>> BEGIN Data provided

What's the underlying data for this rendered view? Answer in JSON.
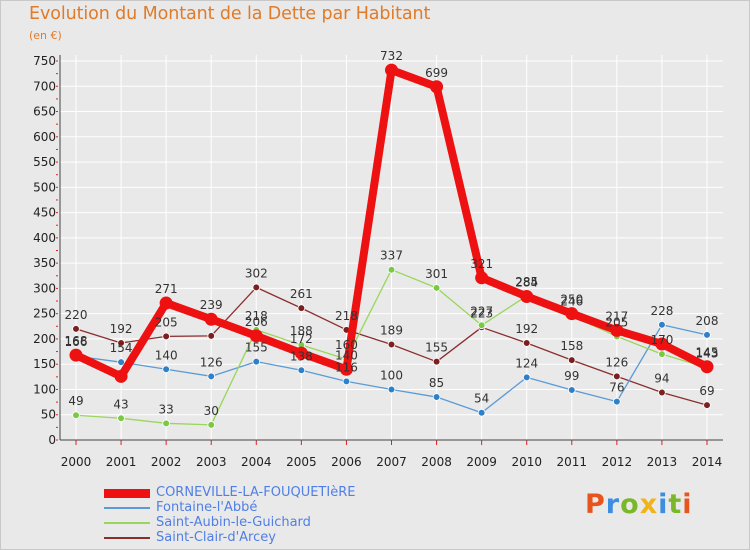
{
  "title": "Evolution du Montant de la Dette par Habitant",
  "subtitle": "(en €)",
  "brand": {
    "text": "Proxiti",
    "colors": [
      "#e8541e",
      "#3d8ee0",
      "#7ab829",
      "#f0b41a",
      "#3d8ee0",
      "#7ab829",
      "#e8541e"
    ]
  },
  "colors": {
    "background": "#e9e9e9",
    "grid": "#ffffff",
    "accent_title": "#e07b2a",
    "legend_text": "#4f7fe6"
  },
  "chart_data": {
    "type": "line",
    "title": "Evolution du Montant de la Dette par Habitant",
    "subtitle": "(en €)",
    "x": [
      "2000",
      "2001",
      "2002",
      "2003",
      "2004",
      "2005",
      "2006",
      "2007",
      "2008",
      "2009",
      "2010",
      "2011",
      "2012",
      "2013",
      "2014"
    ],
    "ylim": [
      0,
      750
    ],
    "yticks": [
      0,
      50,
      100,
      150,
      200,
      250,
      300,
      350,
      400,
      450,
      500,
      550,
      600,
      650,
      700,
      750
    ],
    "grid": true,
    "legend_position": "bottom-left",
    "series": [
      {
        "name": "CORNEVILLE-LA-FOUQUETIèRE",
        "color": "#ee1111",
        "marker": "#ee1111",
        "values": [
          168,
          126,
          271,
          239,
          206,
          172,
          140,
          732,
          699,
          321,
          284,
          250,
          217,
          190,
          145
        ],
        "labels": [
          "168",
          "",
          "271",
          "239",
          "206",
          "172",
          "140",
          "732",
          "699",
          "321",
          "284",
          "250",
          "217",
          "",
          "145"
        ]
      },
      {
        "name": "Fontaine-l'Abbé",
        "color": "#5b9bd5",
        "marker": "#2f80c8",
        "values": [
          166,
          154,
          140,
          126,
          155,
          138,
          116,
          100,
          85,
          54,
          124,
          99,
          76,
          228,
          208
        ],
        "labels": [
          "166",
          "154",
          "140",
          "126",
          "155",
          "138",
          "116",
          "100",
          "85",
          "54",
          "124",
          "99",
          "76",
          "228",
          "208"
        ]
      },
      {
        "name": "Saint-Aubin-le-Guichard",
        "color": "#99d65a",
        "marker": "#7ac943",
        "values": [
          49,
          43,
          33,
          30,
          218,
          188,
          160,
          337,
          301,
          227,
          285,
          246,
          205,
          170,
          143
        ],
        "labels": [
          "49",
          "43",
          "33",
          "30",
          "218",
          "188",
          "160",
          "337",
          "301",
          "227",
          "285",
          "246",
          "205",
          "170",
          "143"
        ]
      },
      {
        "name": "Saint-Clair-d'Arcey",
        "color": "#8b2e2e",
        "marker": "#7a2020",
        "values": [
          220,
          192,
          205,
          206,
          302,
          261,
          218,
          189,
          155,
          223,
          192,
          158,
          126,
          94,
          69
        ],
        "labels": [
          "220",
          "192",
          "205",
          "",
          "302",
          "261",
          "218",
          "189",
          "155",
          "223",
          "192",
          "158",
          "126",
          "94",
          "69"
        ]
      }
    ]
  }
}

>> END Data provided

Written problem
All of the records need repeating exactly, except for the pictures.

Written reply
What's the underlying data for this rendered view? Answer in JSON.
{
  "title": "Evolution du Montant de la Dette par Habitant",
  "subtitle": "(en €)",
  "brand": {
    "text": "Proxiti",
    "colors": [
      "#e8541e",
      "#3d8ee0",
      "#7ab829",
      "#f0b41a",
      "#3d8ee0",
      "#7ab829",
      "#e8541e"
    ]
  },
  "colors": {
    "background": "#e9e9e9",
    "grid": "#ffffff",
    "accent_title": "#e07b2a",
    "legend_text": "#4f7fe6"
  },
  "chart_data": {
    "type": "line",
    "title": "Evolution du Montant de la Dette par Habitant",
    "subtitle": "(en €)",
    "x": [
      "2000",
      "2001",
      "2002",
      "2003",
      "2004",
      "2005",
      "2006",
      "2007",
      "2008",
      "2009",
      "2010",
      "2011",
      "2012",
      "2013",
      "2014"
    ],
    "ylim": [
      0,
      750
    ],
    "yticks": [
      0,
      50,
      100,
      150,
      200,
      250,
      300,
      350,
      400,
      450,
      500,
      550,
      600,
      650,
      700,
      750
    ],
    "grid": true,
    "legend_position": "bottom-left",
    "series": [
      {
        "name": "CORNEVILLE-LA-FOUQUETIèRE",
        "color": "#ee1111",
        "marker": "#ee1111",
        "values": [
          168,
          126,
          271,
          239,
          206,
          172,
          140,
          732,
          699,
          321,
          284,
          250,
          217,
          190,
          145
        ],
        "labels": [
          "168",
          "",
          "271",
          "239",
          "206",
          "172",
          "140",
          "732",
          "699",
          "321",
          "284",
          "250",
          "217",
          "",
          "145"
        ]
      },
      {
        "name": "Fontaine-l'Abbé",
        "color": "#5b9bd5",
        "marker": "#2f80c8",
        "values": [
          166,
          154,
          140,
          126,
          155,
          138,
          116,
          100,
          85,
          54,
          124,
          99,
          76,
          228,
          208
        ],
        "labels": [
          "166",
          "154",
          "140",
          "126",
          "155",
          "138",
          "116",
          "100",
          "85",
          "54",
          "124",
          "99",
          "76",
          "228",
          "208"
        ]
      },
      {
        "name": "Saint-Aubin-le-Guichard",
        "color": "#99d65a",
        "marker": "#7ac943",
        "values": [
          49,
          43,
          33,
          30,
          218,
          188,
          160,
          337,
          301,
          227,
          285,
          246,
          205,
          170,
          143
        ],
        "labels": [
          "49",
          "43",
          "33",
          "30",
          "218",
          "188",
          "160",
          "337",
          "301",
          "227",
          "285",
          "246",
          "205",
          "170",
          "143"
        ]
      },
      {
        "name": "Saint-Clair-d'Arcey",
        "color": "#8b2e2e",
        "marker": "#7a2020",
        "values": [
          220,
          192,
          205,
          206,
          302,
          261,
          218,
          189,
          155,
          223,
          192,
          158,
          126,
          94,
          69
        ],
        "labels": [
          "220",
          "192",
          "205",
          "",
          "302",
          "261",
          "218",
          "189",
          "155",
          "223",
          "192",
          "158",
          "126",
          "94",
          "69"
        ]
      }
    ]
  }
}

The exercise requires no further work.